# Objectif
Recopiez à l'identique, dans l'extrait sur le système Transdoc, le passage allant de « Le système de » jusqu'à « leur bon positionnement). ».

Avant d'archiver le document de manière définitive sur le disque optique numérique, il était indispensable de passer par une étape intermédiaire (stockage temporaire sur disque magnétique des données issues du scanner), qui permettait de contrôler le résultat de la numérisation. C'est d'ailleurs au cours de cette étape que l'opérateur, visualisant chaque article sur son écran, pouvait lire le numéro figurant sur la première page et transmettre cette information au DPS 6 (cf. fig. 2). L'adresse physique figurant sur le disque était ensuite générée automatiquement lors du transfert disque magnétique-disque optique.

Toutes ces opérations très manuelles furent la source de nombreuses erreurs de manipulation, aggravées par une préparation vraisemblablement trop rudimentaire : ainsi le nombre de pages de chaque article n'était pas identifié. La généralisation d'un tel système ne peut en réalité s'envisager qu'avec une automatisation sans faille des tâches, précédée d'une préparation très fine des documents, seuls moyens d'aboutir à un taux de fiabilité convenable.

Le système de stockage de microfiches a été spécialement mis au point pour Transdoc. il consistait en une armoire pouvant contenir jusqu'à 5 000 microfiches au format standard A 6, avec accès automatisé et numérisation du document microfiché à la demande.

Chaque microfiche était introduite manuellement dans un panier, qui était ensuite rangé dans l'armoire. L'indexation du document se faisait donc en deux étapes : repérage de sa position dans le panier, puis dans l'armoire. Ce système de stockage induit un accès séquentiel aux informations, particulièrement bien adapté aux documents volumineux. Un tel dispositif entraîne toutefois quelques contraintes au niveau des caractéristiques physiques des microfiches, notamment en ce qui concerne leur épaisseur (facteur qui détermine leur bon positionnement).

Chaîne d'utilisation

L'expérimentation proposée consistait à permettre aux utilisateurs sélectionnés d'obtenir d'une manière transparente et automatique, à l'issue d'une recherche bibliographique au travers des bases de données - menée selon les méthodes classiques d'utilisation des serveurs -, le texte intégral des documents correspondant aux références retenues, ces documents étant stockés dans Transdoc (cf. fig. 3).

# Données fournies
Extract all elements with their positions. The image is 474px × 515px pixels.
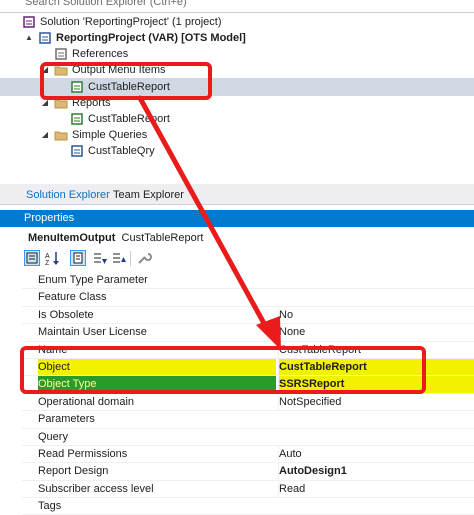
- project-icon: [38, 31, 52, 45]
- annotation-box-menu-item: [40, 62, 212, 100]
- property-row[interactable]: Parameters: [22, 411, 474, 429]
- expander-icon[interactable]: ▲: [24, 30, 34, 46]
- object-name: CustTableReport: [121, 232, 204, 244]
- tree-item-label: Solution 'ReportingProject' (1 project): [40, 16, 222, 28]
- property-row[interactable]: Is Obsolete No: [22, 306, 474, 325]
- search-input[interactable]: Search Solution Explorer (Ctrl+é): [0, 0, 474, 13]
- svg-text:A: A: [45, 253, 50, 260]
- wrench-icon[interactable]: [136, 250, 152, 266]
- object-type: MenuItemOutput: [28, 232, 116, 244]
- property-name: Enum Type Parameter: [38, 274, 148, 286]
- tree-item[interactable]: CustTableQry: [0, 143, 474, 159]
- tree-item[interactable]: Solution 'ReportingProject' (1 project): [0, 14, 474, 30]
- property-name: Report Design: [38, 465, 109, 478]
- property-row[interactable]: Tags: [22, 498, 474, 515]
- references-icon: [54, 47, 68, 61]
- property-name: Parameters: [38, 413, 95, 426]
- svg-text:Z: Z: [45, 260, 50, 266]
- tree-item-label: References: [72, 48, 129, 60]
- properties-header: Properties: [0, 210, 474, 227]
- tree-item-label: CustTableQry: [88, 145, 155, 157]
- tree-item-label: CustTableReport: [88, 113, 170, 125]
- alphabetical-icon[interactable]: A Z: [44, 250, 60, 266]
- tree-item[interactable]: References: [0, 46, 474, 62]
- property-name: Maintain User License: [38, 326, 147, 339]
- tree-item[interactable]: CustTableReport: [0, 111, 474, 127]
- property-row[interactable]: Read Permissions Auto: [22, 445, 474, 464]
- tab-strip: Solution Explorer Team Explorer: [0, 184, 474, 205]
- solution-icon: [22, 15, 36, 29]
- property-value[interactable]: AutoDesign1: [278, 463, 474, 480]
- property-value[interactable]: Read: [278, 480, 474, 498]
- property-row[interactable]: Operational domain NotSpecified: [22, 393, 474, 412]
- tree-item[interactable]: ◢ Simple Queries: [0, 127, 474, 143]
- expander-icon[interactable]: ◢: [40, 127, 50, 143]
- search-placeholder: Search Solution Explorer (Ctrl+é): [25, 0, 187, 8]
- report-icon: [70, 112, 84, 126]
- tree-item-label: Simple Queries: [72, 129, 148, 141]
- property-name: Operational domain: [38, 395, 135, 408]
- property-row[interactable]: Query: [22, 429, 474, 446]
- property-value[interactable]: Auto: [278, 445, 474, 463]
- properties-title: Properties: [24, 212, 75, 224]
- tree-item-label: ReportingProject (VAR) [OTS Model]: [56, 32, 246, 44]
- property-row[interactable]: Maintain User License None: [22, 324, 474, 342]
- property-row[interactable]: Enum Type Parameter: [22, 272, 474, 290]
- property-name: Tags: [38, 500, 62, 513]
- property-value[interactable]: NotSpecified: [278, 393, 474, 411]
- properties-toolbar: A Z: [0, 248, 474, 270]
- property-name: Is Obsolete: [38, 308, 94, 321]
- tab-team-explorer[interactable]: Team Explorer: [109, 187, 188, 204]
- property-name: Read Permissions: [38, 447, 128, 460]
- folder-icon: [54, 128, 68, 142]
- annotation-box-object-fields: [20, 346, 426, 394]
- tab-solution-explorer[interactable]: Solution Explorer: [22, 187, 114, 204]
- property-value[interactable]: No: [278, 306, 474, 324]
- sort-ascending-icon[interactable]: [111, 250, 127, 266]
- property-name: Query: [38, 430, 68, 443]
- property-row[interactable]: Subscriber access level Read: [22, 480, 474, 499]
- property-row[interactable]: Report Design AutoDesign1: [22, 463, 474, 481]
- properties-page-icon[interactable]: [70, 250, 86, 266]
- object-selector[interactable]: MenuItemOutput CustTableReport: [28, 231, 203, 246]
- toolbar-separator: [130, 251, 131, 266]
- property-name: Subscriber access level: [38, 482, 154, 495]
- property-row[interactable]: Feature Class: [22, 289, 474, 307]
- sort-descending-icon[interactable]: [92, 250, 108, 266]
- property-value[interactable]: None: [278, 324, 474, 341]
- tree-item[interactable]: ▲ ReportingProject (VAR) [OTS Model]: [0, 30, 474, 46]
- query-icon: [70, 144, 84, 158]
- property-name: Feature Class: [38, 291, 107, 304]
- categorized-icon[interactable]: [24, 250, 40, 266]
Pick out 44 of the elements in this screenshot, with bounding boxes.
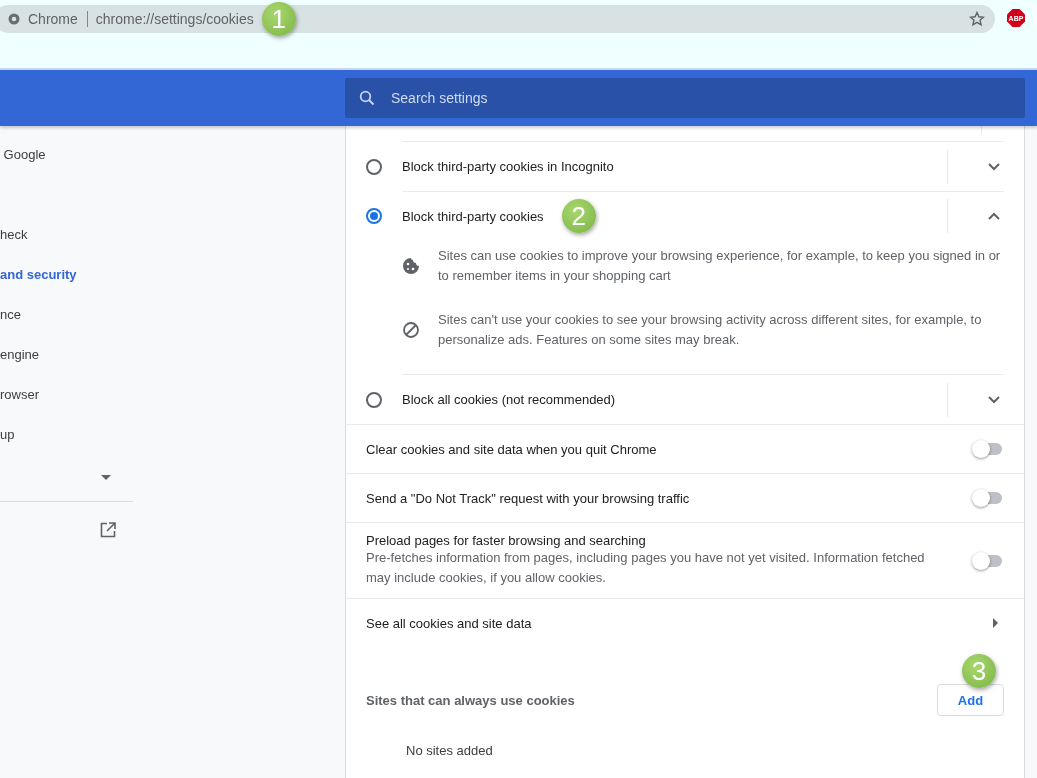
- sidebar-item[interactable]: nce: [0, 306, 21, 322]
- external-link-icon[interactable]: [100, 522, 116, 538]
- site-label: Chrome: [28, 11, 88, 27]
- link-label[interactable]: See all cookies and site data: [366, 615, 532, 631]
- empty-text: No sites added: [406, 743, 493, 758]
- chevron-down-icon[interactable]: [988, 395, 1000, 404]
- sidebar-item[interactable]: heck: [0, 226, 28, 242]
- option-label: Block all cookies (not recommended): [402, 392, 616, 407]
- toggle-switch[interactable]: [974, 492, 1002, 504]
- option-label: Block third-party cookies: [402, 208, 544, 224]
- cookie-icon: [402, 257, 420, 275]
- toggle-switch[interactable]: [974, 554, 1002, 567]
- radio-button[interactable]: [366, 158, 382, 175]
- address-bar[interactable]: Chrome chrome://settings/cookies 1: [0, 5, 995, 33]
- search-field[interactable]: Search settings: [345, 78, 1025, 118]
- url-text[interactable]: chrome://settings/cookies: [95, 11, 254, 27]
- section-title: Sites that can always use cookies: [366, 692, 575, 708]
- dropdown-caret-icon[interactable]: [101, 475, 111, 480]
- search-icon: [359, 90, 375, 106]
- detail-text: Sites can use cookies to improve your browsing experience, for example, to keep you signed in or to remember items in your shopping cart: [438, 247, 1002, 285]
- star-icon[interactable]: [969, 11, 985, 27]
- sidebar-item[interactable]: engine: [0, 346, 40, 362]
- toggle-switch[interactable]: [974, 443, 1002, 455]
- step-marker: 2: [561, 199, 596, 233]
- caret-right-icon[interactable]: [993, 618, 998, 628]
- sidebar-item[interactable]: Google: [0, 146, 46, 162]
- sidebar-item[interactable]: up: [0, 426, 15, 442]
- chevron-down-icon[interactable]: [988, 162, 1000, 171]
- setting-label: Clear cookies and site data when you quit Chrome: [366, 441, 658, 457]
- add-button[interactable]: Add: [937, 684, 1004, 716]
- setting-description: Pre-fetches information from pages, including pages you have not yet visited. Information fetched may include cookies, if you allow cookies.: [366, 549, 926, 587]
- radio-button[interactable]: [366, 391, 382, 408]
- setting-label: Send a "Do Not Track" request with your browsing traffic: [366, 490, 691, 506]
- radio-button[interactable]: [366, 207, 382, 224]
- sidebar-item[interactable]: and security: [0, 266, 77, 282]
- setting-label: Preload pages for faster browsing and searching: [366, 533, 647, 548]
- detail-text: Sites can't use your cookies to see your browsing activity across different sites, for example, to personalize ads. Features on some sites may break.: [438, 311, 983, 349]
- chevron-up-icon[interactable]: [988, 212, 1000, 220]
- option-label: Block third-party cookies in Incognito: [402, 159, 614, 174]
- sidebar-item[interactable]: rowser: [0, 386, 39, 402]
- block-icon: [402, 321, 420, 339]
- search-field[interactable]: Search settings: [389, 89, 1025, 107]
- step-marker: 3: [962, 654, 996, 688]
- step-marker: 1: [261, 2, 296, 36]
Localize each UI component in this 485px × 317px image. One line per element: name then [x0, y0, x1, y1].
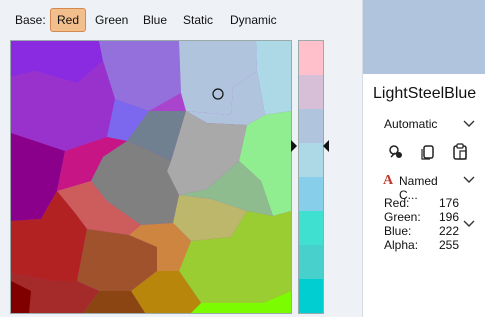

# Réponse
Le système de stockage de microfiches a été spécialement mis au point pour Transdoc. il consistait en une armoire pouvant contenir jusqu'à 5 000 microfiches au format standard A 6, avec accès automatisé et numérisation du document microfiché à la demande.

Chaque microfiche était introduite manuellement dans un panier, qui était ensuite rangé dans l'armoire. L'indexation du document se faisait donc en deux étapes : repérage de sa position dans le panier, puis dans l'armoire. Ce système de stockage induit un accès séquentiel aux informations, particulièrement bien adapté aux documents volumineux. Un tel dispositif entraîne toutefois quelques contraintes au niveau des caractéristiques physiques des microfiches, notamment en ce qui concerne leur épaisseur (facteur qui détermine leur bon positionnement).